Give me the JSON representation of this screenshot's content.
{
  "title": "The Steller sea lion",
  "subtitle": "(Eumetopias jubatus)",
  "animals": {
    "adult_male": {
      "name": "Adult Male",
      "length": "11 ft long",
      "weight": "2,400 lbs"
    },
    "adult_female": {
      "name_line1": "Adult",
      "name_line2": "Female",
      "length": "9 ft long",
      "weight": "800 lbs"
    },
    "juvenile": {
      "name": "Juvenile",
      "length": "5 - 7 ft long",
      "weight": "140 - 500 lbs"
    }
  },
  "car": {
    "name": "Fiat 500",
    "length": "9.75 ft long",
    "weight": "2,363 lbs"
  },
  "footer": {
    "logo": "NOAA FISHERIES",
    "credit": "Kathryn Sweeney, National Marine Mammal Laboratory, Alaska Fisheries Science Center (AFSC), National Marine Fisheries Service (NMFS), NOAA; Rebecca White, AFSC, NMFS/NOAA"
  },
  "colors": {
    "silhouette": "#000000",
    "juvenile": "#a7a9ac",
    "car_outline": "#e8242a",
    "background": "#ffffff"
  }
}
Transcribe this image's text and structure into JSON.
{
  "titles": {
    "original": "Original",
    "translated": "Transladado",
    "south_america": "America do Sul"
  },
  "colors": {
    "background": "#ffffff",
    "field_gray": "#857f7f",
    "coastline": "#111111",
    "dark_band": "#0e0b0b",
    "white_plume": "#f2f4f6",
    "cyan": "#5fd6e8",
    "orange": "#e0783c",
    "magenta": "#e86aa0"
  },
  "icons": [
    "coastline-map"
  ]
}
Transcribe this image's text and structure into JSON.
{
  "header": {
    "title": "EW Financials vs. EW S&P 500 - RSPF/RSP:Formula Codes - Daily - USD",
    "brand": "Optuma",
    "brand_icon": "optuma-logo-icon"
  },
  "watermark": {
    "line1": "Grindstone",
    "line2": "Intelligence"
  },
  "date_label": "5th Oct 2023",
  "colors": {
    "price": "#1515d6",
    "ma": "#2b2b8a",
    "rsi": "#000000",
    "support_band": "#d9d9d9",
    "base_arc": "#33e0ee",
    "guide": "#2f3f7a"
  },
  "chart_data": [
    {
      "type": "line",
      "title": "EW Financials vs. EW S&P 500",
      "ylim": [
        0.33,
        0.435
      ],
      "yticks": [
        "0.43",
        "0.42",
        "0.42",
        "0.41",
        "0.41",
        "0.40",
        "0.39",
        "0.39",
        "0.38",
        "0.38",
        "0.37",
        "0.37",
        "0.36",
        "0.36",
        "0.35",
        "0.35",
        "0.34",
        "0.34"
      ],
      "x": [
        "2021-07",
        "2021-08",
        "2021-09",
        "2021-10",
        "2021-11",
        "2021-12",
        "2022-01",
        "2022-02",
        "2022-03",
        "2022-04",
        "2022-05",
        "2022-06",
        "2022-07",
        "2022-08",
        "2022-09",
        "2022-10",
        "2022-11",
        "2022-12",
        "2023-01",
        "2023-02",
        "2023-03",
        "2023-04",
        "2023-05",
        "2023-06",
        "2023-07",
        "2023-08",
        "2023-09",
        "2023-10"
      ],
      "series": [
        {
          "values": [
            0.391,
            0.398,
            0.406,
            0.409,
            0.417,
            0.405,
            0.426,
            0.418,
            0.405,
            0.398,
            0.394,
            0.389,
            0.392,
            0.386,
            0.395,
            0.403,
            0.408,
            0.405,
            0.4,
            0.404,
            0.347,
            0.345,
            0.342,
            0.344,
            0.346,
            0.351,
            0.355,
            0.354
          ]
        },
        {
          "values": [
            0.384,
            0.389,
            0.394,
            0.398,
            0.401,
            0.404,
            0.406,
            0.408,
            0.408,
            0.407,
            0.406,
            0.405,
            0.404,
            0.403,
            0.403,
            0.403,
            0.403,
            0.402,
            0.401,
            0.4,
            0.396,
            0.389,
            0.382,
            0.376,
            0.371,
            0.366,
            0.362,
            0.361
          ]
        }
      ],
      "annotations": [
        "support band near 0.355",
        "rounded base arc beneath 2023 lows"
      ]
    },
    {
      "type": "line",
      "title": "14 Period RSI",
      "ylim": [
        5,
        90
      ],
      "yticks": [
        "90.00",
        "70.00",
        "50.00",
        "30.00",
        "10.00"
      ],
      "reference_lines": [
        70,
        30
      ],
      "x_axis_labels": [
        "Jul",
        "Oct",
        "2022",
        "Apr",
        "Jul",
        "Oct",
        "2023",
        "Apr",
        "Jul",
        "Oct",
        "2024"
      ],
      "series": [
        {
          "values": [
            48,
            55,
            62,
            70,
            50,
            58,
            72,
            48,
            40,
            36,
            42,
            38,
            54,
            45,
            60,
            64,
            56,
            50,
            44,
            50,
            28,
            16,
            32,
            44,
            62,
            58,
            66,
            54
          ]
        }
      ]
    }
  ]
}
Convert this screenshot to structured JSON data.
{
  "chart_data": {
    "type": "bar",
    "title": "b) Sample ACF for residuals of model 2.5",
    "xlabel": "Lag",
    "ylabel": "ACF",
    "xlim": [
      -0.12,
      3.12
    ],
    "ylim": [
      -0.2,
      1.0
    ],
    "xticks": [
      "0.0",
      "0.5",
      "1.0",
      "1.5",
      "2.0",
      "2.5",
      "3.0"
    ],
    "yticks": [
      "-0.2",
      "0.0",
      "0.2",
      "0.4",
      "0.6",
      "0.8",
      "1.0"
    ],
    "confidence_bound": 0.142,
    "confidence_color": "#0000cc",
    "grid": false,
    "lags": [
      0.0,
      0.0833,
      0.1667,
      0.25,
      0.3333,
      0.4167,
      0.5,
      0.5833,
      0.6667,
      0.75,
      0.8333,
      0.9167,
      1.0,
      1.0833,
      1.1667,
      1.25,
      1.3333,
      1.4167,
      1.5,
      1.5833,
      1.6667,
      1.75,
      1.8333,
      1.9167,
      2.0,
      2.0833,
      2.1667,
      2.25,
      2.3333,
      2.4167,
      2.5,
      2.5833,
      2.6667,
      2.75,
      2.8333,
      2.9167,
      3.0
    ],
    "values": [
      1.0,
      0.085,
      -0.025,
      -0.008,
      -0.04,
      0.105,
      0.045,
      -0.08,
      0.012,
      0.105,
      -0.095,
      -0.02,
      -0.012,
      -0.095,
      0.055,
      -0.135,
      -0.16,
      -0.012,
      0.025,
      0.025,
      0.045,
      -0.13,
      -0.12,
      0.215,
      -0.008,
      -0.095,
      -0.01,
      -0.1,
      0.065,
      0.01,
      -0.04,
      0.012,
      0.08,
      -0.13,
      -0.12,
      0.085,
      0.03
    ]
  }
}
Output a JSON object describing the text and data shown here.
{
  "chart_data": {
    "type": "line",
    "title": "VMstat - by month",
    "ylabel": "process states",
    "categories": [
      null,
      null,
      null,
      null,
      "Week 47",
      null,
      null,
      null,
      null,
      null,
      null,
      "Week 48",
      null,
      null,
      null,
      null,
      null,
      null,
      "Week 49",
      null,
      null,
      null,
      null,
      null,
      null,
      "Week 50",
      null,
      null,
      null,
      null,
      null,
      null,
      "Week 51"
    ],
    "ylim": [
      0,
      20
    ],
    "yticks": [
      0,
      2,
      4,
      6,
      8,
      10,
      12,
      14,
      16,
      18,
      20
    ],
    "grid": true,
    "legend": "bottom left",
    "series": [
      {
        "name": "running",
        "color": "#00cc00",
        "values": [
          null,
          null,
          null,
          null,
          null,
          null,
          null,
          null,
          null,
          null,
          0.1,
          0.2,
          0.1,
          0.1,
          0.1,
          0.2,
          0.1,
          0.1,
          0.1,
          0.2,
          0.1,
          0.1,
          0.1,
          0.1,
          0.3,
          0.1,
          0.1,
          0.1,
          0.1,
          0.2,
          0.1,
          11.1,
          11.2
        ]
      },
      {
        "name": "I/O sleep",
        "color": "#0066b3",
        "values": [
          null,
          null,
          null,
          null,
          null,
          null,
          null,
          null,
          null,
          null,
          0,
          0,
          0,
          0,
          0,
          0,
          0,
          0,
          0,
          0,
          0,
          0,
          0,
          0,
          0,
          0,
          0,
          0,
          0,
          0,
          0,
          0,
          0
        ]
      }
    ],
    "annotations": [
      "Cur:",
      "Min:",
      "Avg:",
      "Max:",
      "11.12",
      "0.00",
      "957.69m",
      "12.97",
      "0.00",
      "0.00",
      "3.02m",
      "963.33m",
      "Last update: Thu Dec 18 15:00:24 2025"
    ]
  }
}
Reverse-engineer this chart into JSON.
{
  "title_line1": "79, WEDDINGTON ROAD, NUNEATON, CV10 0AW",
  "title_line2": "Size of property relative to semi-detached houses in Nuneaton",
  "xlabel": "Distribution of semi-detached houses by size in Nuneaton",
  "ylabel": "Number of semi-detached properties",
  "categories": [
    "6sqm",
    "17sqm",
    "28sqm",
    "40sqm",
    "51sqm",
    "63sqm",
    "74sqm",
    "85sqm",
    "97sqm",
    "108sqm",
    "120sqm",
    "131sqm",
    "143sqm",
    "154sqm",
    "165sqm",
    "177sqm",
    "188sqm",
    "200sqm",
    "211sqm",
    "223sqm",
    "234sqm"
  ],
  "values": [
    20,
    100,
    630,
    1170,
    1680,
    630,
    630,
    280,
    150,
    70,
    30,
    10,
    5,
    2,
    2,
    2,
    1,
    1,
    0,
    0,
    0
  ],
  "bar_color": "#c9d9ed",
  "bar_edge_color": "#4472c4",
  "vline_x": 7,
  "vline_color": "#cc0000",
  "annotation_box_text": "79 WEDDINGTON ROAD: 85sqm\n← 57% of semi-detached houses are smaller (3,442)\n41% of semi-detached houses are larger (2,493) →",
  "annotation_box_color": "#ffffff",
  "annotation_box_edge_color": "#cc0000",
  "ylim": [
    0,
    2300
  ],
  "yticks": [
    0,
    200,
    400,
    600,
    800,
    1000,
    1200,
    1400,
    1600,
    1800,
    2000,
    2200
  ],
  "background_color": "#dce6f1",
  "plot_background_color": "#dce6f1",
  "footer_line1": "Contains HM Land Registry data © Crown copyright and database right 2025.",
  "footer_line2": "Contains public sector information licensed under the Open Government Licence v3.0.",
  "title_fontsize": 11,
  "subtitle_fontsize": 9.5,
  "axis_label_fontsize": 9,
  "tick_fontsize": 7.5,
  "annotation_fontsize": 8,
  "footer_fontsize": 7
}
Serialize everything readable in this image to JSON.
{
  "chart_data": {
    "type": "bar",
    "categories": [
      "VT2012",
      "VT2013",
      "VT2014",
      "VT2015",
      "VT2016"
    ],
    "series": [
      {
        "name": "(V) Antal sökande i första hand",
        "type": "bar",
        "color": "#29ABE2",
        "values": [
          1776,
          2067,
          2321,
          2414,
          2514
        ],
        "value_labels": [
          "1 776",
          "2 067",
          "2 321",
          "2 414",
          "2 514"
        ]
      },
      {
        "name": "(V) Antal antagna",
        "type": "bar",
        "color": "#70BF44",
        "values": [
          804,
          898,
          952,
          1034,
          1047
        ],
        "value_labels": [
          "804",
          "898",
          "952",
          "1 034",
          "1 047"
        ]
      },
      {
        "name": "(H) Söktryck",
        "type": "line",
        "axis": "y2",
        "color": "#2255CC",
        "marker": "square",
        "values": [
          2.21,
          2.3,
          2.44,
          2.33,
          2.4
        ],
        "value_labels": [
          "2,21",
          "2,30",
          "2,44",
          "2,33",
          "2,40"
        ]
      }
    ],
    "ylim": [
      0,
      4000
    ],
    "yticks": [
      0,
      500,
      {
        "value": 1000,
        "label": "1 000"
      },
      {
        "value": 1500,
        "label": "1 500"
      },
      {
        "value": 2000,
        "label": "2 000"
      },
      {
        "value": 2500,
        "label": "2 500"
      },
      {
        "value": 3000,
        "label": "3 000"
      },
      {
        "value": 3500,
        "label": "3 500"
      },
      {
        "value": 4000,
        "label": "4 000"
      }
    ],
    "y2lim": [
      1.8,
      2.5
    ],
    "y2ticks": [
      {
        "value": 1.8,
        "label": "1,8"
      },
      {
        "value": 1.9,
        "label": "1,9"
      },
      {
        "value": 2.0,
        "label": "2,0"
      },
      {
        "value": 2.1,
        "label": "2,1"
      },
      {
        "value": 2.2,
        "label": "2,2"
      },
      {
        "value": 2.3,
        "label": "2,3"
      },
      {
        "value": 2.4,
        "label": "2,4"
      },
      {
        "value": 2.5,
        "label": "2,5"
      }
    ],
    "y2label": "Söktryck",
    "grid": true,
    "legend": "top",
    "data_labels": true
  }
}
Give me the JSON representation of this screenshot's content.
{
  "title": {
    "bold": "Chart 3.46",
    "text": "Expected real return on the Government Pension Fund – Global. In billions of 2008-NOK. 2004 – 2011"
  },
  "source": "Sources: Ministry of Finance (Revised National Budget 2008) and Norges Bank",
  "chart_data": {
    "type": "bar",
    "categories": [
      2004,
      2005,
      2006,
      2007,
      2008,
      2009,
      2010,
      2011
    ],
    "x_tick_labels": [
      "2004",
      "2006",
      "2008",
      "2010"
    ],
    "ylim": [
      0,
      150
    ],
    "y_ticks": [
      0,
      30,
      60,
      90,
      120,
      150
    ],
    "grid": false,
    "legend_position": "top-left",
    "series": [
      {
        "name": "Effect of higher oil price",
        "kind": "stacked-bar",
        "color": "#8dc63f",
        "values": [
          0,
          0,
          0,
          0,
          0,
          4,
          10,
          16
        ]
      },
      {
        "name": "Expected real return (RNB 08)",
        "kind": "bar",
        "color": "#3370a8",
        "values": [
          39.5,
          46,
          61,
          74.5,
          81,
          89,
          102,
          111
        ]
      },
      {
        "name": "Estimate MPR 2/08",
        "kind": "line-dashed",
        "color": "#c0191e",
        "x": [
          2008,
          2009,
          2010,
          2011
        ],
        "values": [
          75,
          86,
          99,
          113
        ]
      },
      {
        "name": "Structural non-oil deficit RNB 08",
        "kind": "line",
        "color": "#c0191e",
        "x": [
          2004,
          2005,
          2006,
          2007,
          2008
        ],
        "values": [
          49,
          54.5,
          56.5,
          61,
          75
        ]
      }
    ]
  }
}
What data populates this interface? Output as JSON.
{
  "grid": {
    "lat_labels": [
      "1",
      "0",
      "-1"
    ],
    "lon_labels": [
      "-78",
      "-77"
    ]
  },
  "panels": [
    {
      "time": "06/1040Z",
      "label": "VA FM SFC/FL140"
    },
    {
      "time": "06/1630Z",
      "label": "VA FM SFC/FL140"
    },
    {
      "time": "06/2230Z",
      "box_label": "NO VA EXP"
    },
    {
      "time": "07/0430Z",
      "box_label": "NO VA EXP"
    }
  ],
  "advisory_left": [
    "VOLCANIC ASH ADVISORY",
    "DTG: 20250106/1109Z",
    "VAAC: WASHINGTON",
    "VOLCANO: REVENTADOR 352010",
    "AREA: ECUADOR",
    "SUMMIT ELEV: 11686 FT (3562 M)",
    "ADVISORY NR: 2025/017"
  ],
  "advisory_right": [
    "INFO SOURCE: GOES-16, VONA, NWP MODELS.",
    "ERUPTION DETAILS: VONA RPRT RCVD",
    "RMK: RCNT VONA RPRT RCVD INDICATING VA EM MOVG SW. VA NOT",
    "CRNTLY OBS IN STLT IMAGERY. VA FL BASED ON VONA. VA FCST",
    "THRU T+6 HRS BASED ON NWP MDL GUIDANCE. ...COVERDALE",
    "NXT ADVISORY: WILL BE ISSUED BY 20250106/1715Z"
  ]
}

※ ※ ※

Pull out each line of the records holding the string "real".

    "text": "Expected real return on the Government Pension Fund – Global. In billions of 2008-NOK. 2004 – 2011"
        "name": "Expected real return (RNB 08)",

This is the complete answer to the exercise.